▶ [WHAT THE TASK ASKS]: Go through the lines below. Copy those with "Public".
[BEGIN DATASET ROWS]
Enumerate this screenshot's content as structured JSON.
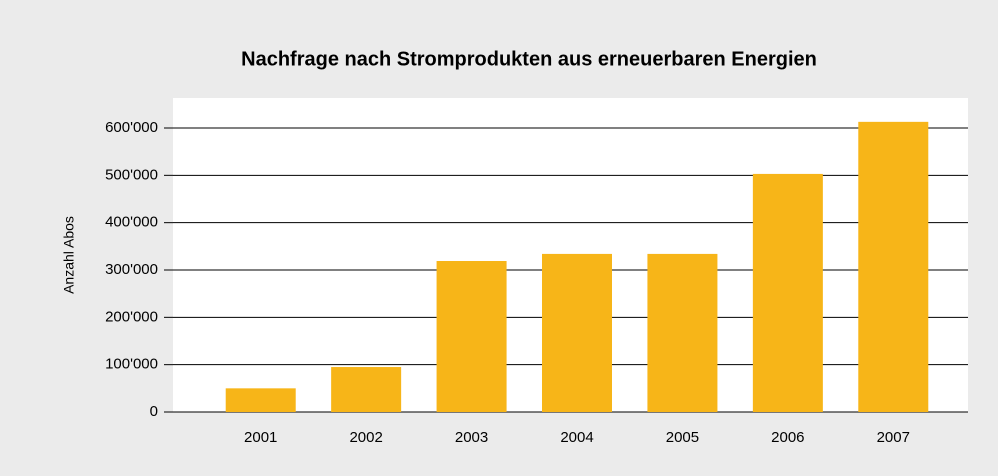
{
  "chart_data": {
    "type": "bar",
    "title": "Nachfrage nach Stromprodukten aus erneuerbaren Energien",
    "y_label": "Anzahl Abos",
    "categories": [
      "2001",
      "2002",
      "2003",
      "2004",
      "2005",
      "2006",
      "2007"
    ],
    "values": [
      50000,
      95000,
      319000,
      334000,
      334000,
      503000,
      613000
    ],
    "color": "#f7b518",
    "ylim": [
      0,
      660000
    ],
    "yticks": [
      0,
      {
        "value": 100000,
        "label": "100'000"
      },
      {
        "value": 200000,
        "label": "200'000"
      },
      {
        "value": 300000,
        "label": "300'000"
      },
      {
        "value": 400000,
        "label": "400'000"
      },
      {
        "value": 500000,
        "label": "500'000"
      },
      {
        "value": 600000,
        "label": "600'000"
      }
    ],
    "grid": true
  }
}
[END DATASET ROWS]
[BEGIN DATASET ROWS]
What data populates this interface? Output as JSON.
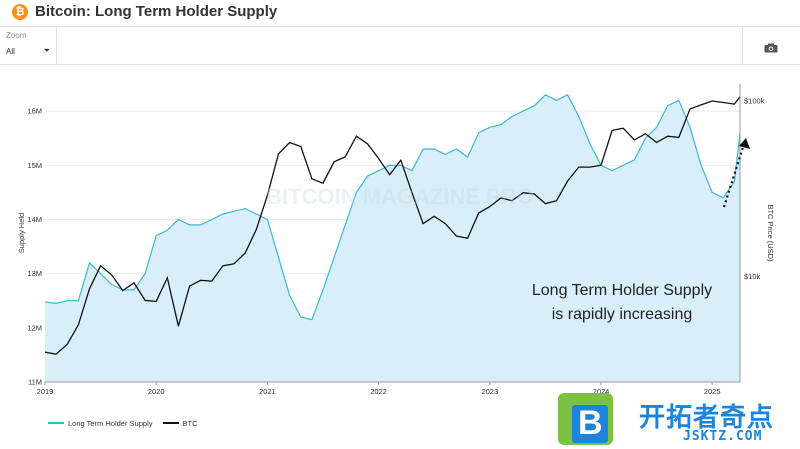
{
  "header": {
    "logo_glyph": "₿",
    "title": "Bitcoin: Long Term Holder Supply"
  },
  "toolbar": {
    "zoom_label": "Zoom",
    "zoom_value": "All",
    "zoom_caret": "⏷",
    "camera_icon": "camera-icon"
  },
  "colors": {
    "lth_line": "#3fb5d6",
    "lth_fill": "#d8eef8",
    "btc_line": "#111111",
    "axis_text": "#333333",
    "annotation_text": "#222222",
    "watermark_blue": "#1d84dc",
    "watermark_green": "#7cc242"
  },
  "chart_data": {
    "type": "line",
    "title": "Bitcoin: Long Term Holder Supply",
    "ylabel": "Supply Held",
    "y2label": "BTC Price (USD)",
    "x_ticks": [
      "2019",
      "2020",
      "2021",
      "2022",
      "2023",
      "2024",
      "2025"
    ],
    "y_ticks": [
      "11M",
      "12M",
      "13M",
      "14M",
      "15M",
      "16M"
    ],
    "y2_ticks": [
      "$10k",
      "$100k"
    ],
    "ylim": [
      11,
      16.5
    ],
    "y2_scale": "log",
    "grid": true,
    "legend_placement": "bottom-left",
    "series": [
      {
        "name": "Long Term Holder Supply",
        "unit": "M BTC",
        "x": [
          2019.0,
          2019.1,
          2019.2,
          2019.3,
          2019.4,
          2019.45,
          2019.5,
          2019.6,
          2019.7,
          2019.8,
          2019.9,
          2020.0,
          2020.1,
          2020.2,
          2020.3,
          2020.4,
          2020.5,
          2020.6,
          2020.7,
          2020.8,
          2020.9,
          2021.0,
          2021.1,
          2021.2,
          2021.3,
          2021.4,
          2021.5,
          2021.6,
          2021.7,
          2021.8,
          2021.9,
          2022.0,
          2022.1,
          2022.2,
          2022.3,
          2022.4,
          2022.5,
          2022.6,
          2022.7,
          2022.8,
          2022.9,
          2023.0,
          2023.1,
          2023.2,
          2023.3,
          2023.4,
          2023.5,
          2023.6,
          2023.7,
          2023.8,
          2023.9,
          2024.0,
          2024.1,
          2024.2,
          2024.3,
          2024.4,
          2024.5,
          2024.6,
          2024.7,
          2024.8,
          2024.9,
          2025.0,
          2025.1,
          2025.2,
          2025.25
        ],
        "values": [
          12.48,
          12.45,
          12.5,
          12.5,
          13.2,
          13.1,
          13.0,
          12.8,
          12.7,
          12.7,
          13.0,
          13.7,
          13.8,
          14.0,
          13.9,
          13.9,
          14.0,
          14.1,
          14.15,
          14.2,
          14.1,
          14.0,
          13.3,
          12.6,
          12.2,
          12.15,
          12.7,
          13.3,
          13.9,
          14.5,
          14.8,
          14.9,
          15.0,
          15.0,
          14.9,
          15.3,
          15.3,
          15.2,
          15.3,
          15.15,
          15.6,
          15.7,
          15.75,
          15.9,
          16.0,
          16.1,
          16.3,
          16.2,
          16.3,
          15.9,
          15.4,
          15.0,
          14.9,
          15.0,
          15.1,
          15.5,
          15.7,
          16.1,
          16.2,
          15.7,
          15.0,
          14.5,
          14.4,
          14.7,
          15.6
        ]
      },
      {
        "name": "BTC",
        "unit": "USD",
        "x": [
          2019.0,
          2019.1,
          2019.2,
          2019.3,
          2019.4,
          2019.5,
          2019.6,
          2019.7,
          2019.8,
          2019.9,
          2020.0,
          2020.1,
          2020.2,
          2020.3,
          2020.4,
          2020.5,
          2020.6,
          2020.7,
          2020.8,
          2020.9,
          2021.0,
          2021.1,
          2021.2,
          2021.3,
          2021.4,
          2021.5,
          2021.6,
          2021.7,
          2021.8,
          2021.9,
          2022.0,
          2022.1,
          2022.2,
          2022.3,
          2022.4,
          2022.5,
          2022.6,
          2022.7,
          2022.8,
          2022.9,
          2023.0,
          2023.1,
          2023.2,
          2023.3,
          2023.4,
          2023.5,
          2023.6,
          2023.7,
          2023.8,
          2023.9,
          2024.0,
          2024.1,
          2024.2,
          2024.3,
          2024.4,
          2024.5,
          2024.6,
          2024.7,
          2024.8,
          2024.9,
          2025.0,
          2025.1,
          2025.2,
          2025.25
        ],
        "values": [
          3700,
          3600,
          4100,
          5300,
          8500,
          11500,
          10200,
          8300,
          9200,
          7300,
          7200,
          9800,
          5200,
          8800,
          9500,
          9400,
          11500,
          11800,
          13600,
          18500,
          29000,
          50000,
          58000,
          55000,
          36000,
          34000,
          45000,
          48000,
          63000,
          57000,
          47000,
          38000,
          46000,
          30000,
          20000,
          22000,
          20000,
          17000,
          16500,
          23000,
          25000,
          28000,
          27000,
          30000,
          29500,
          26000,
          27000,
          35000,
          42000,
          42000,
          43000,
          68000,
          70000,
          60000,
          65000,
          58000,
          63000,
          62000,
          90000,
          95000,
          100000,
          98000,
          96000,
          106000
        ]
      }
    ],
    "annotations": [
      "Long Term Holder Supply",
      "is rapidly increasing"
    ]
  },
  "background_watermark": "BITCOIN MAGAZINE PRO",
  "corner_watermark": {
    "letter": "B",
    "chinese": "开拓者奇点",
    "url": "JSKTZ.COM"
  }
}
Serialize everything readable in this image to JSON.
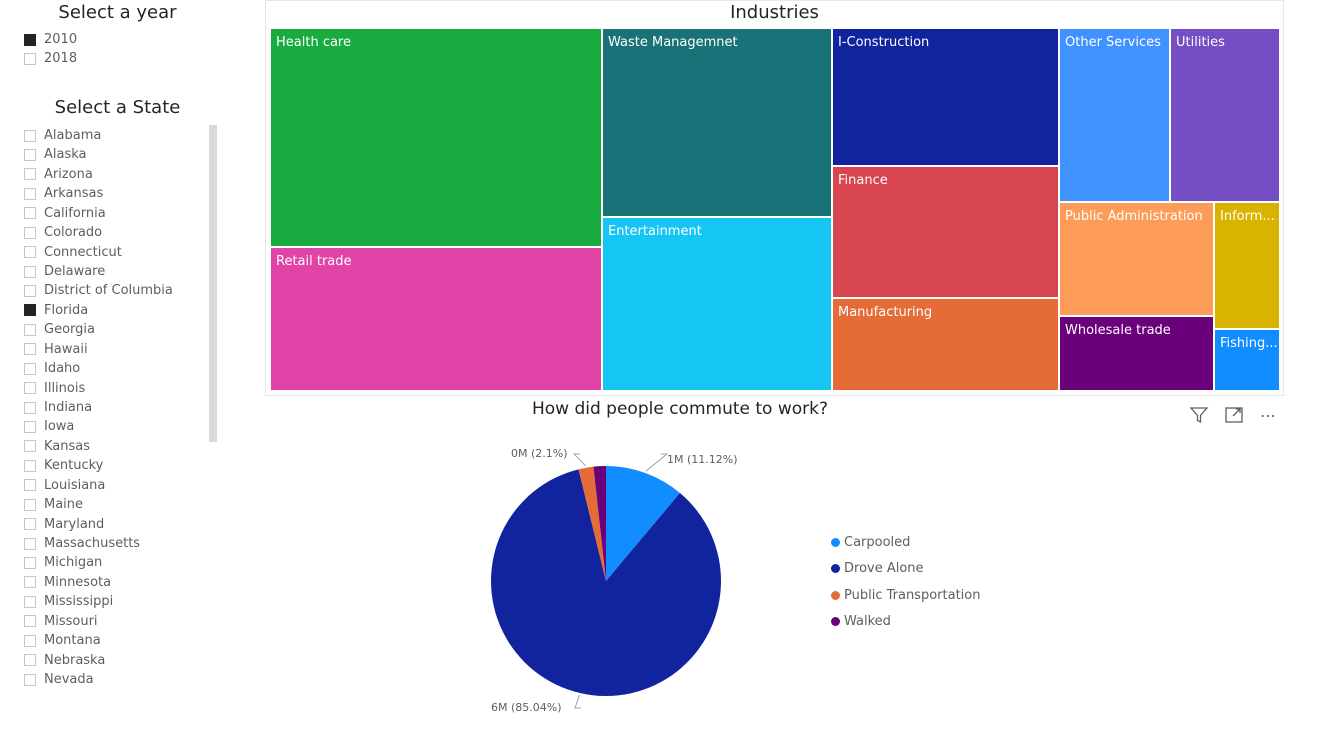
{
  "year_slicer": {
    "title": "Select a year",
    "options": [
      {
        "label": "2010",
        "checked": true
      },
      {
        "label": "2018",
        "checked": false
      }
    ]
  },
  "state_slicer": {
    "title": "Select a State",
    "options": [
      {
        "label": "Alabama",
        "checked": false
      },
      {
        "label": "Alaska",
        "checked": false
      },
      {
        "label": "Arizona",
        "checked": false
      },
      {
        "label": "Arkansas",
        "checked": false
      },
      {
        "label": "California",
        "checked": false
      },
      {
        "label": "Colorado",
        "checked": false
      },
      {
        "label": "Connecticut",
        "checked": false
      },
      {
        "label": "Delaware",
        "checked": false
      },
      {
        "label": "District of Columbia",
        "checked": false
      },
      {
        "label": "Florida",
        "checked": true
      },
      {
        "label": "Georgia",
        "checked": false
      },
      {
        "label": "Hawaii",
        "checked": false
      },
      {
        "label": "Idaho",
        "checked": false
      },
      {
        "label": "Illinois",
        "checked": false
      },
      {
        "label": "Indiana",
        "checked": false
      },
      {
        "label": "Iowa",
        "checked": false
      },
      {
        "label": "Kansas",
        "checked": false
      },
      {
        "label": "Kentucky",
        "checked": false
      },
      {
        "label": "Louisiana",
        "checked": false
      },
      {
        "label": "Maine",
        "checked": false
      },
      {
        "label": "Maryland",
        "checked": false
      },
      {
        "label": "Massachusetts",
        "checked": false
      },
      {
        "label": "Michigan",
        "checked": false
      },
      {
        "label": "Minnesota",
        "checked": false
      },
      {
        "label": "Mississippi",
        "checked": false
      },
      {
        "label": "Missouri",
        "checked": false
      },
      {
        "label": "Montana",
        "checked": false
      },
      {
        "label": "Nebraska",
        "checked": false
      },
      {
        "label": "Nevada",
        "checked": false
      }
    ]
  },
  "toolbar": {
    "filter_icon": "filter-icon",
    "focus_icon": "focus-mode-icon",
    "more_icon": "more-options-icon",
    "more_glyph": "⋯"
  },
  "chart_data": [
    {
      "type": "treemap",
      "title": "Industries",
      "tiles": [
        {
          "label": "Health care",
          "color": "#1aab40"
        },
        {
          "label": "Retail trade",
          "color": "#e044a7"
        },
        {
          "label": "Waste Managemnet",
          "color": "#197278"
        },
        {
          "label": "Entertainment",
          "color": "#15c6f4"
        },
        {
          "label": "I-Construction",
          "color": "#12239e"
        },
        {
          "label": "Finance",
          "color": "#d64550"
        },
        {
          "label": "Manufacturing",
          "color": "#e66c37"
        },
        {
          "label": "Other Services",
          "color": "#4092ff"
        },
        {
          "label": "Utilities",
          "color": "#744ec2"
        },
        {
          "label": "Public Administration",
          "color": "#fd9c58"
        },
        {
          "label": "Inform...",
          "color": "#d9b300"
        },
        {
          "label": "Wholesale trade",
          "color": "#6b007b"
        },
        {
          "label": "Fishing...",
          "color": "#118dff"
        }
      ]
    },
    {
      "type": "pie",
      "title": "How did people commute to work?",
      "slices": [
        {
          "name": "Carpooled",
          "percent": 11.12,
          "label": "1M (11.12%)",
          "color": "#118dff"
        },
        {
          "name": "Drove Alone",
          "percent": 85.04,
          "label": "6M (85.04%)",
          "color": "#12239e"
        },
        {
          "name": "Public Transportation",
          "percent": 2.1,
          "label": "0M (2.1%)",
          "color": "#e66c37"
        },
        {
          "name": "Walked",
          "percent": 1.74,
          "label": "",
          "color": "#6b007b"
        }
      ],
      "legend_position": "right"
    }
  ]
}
[END DATASET ROWS]
[BEGIN DATASET ROWS]
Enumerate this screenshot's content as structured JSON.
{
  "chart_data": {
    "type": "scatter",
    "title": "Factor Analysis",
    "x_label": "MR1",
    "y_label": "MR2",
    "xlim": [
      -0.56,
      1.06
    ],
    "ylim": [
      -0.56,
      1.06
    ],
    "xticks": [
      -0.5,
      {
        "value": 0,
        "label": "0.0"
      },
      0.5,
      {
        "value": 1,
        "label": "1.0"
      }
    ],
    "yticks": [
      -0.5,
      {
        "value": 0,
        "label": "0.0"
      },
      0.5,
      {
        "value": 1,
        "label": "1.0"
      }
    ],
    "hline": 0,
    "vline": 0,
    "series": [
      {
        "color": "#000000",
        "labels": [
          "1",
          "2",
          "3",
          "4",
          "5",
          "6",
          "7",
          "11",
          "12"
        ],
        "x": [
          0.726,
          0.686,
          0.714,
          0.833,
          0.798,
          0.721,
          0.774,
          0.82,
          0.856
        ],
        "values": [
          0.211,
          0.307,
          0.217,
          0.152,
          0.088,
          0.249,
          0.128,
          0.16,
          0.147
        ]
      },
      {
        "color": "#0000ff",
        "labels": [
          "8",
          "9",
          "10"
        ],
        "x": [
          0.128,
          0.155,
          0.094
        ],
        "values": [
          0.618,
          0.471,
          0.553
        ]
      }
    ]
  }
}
[END DATASET ROWS]
▶ [SOLUTION TO THIS EXERCISE]:
          "label": "Public Administration",
          "name": "Public Transportation",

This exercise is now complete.